TRABAJO POR REALIZAR >>
En el texto sobre el gato, ¿en qué revista se publicó en 2017 el análisis genético de restos fósiles que buscó el origen de este animal?

Como en el cuento de Alicia en el País de las Maravillas, el gato se ríe de nosotros. Responde con un ronroneo hechicero y ese maullido infantil. Exige lata como el señor feudal reclamaba la pernada. Se hace el perro, sin ser servil. Es un caballo que no cargó con nada. De entre los animales llamados domésticos, ha trabajado más bien poco…
Mago de las señales, ha sabido mimetizar su forma de marcar el territorio con la caricia y el roce que derrite la pantorrilla. Grácil, armónico, bello en sentido griego, es un seductor, un pirata que llegó por mar (aunque curiosamente detesta el agua). Un rufián de los desiertos que hoy vive de Ciudad del Cabo al Polo Norte. Nadie duda de su inteligencia y de su éxito evolutivo. Y se ríe de nosotros porque, aunque compartimos sofá, no sabemos muy bien quién es. «Conocemos mal los pormenores de la domesticación del gato», admite Arturo Morales, director del Laboratorio de Arqueozoología de la Universidad Autónoma de Madrid, y uno de los participantes en el mayor estudio internacional que ha buscado su origen, un análisis genético de restos fósiles que fue publicado en 2017 en la revista Nature Ecology and Evolution.

[Entradas almacenadas]

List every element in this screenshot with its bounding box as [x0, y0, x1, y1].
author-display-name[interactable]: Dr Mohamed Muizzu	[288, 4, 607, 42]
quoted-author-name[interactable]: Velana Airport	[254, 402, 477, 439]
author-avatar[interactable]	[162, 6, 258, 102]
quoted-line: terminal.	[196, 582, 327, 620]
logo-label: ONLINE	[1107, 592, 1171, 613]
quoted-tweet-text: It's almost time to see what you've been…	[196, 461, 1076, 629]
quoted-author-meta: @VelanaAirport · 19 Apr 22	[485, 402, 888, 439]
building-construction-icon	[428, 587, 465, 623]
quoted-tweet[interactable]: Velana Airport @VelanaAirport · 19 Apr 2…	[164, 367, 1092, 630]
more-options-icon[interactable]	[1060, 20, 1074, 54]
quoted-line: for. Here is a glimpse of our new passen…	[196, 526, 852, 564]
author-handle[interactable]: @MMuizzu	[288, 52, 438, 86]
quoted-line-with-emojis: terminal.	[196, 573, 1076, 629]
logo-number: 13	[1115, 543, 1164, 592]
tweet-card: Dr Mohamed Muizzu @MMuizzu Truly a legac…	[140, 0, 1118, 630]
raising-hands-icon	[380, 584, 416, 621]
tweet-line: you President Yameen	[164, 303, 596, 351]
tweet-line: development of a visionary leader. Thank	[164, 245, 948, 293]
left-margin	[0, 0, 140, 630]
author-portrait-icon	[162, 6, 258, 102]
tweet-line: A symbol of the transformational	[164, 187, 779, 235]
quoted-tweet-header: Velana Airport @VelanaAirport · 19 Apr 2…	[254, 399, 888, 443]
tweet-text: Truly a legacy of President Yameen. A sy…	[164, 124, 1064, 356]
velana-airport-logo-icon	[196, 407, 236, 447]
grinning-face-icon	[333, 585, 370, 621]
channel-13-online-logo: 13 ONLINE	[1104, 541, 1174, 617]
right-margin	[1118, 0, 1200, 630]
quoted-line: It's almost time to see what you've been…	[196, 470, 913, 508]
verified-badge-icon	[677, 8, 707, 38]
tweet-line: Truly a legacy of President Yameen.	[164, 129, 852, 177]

RESULTADO DEL EJERCICIO >>
En la revista Nature Ecology and Evolution.